> **What the exercise asks**: Transcribe the material below exactly as it appears.

--- begin ---

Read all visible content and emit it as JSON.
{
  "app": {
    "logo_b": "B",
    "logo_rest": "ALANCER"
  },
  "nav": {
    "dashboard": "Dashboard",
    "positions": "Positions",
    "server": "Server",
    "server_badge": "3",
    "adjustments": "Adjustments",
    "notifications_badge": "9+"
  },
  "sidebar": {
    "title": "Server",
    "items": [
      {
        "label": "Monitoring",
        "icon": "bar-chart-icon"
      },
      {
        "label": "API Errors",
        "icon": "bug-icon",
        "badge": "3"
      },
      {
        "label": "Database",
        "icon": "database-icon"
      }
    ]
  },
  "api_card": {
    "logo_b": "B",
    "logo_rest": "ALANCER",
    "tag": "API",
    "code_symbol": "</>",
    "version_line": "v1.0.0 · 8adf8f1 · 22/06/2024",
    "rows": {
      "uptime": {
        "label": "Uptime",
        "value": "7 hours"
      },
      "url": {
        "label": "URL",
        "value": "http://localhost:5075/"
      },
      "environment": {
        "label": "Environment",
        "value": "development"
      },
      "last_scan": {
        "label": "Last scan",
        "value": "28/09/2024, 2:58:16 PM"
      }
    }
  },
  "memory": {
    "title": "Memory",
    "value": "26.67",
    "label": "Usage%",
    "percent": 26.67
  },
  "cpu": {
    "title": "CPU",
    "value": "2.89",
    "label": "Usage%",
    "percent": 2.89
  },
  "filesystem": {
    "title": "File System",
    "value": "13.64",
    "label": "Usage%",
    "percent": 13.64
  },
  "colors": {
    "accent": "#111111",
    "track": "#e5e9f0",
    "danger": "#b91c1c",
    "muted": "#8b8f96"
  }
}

--- end ---

> **Correct response**:
Read all visible content and emit it as JSON.
{
  "app": {
    "logo_b": "B",
    "logo_rest": "ALANCER"
  },
  "nav": {
    "dashboard": "Dashboard",
    "positions": "Positions",
    "server": "Server",
    "server_badge": "3",
    "adjustments": "Adjustments",
    "notifications_badge": "9+"
  },
  "sidebar": {
    "title": "Server",
    "items": [
      {
        "label": "Monitoring",
        "icon": "bar-chart-icon"
      },
      {
        "label": "API Errors",
        "icon": "bug-icon",
        "badge": "3"
      },
      {
        "label": "Database",
        "icon": "database-icon"
      }
    ]
  },
  "api_card": {
    "logo_b": "B",
    "logo_rest": "ALANCER",
    "tag": "API",
    "code_symbol": "</>",
    "version_line": "v1.0.0 · 8adf8f1 · 22/06/2024",
    "rows": {
      "uptime": {
        "label": "Uptime",
        "value": "7 hours"
      },
      "url": {
        "label": "URL",
        "value": "http://localhost:5075/"
      },
      "environment": {
        "label": "Environment",
        "value": "development"
      },
      "last_scan": {
        "label": "Last scan",
        "value": "28/09/2024, 2:58:16 PM"
      }
    }
  },
  "memory": {
    "title": "Memory",
    "value": "26.67",
    "label": "Usage%",
    "percent": 26.67
  },
  "cpu": {
    "title": "CPU",
    "value": "2.89",
    "label": "Usage%",
    "percent": 2.89
  },
  "filesystem": {
    "title": "File System",
    "value": "13.64",
    "label": "Usage%",
    "percent": 13.64
  },
  "colors": {
    "accent": "#111111",
    "track": "#e5e9f0",
    "danger": "#b91c1c",
    "muted": "#8b8f96"
  }
}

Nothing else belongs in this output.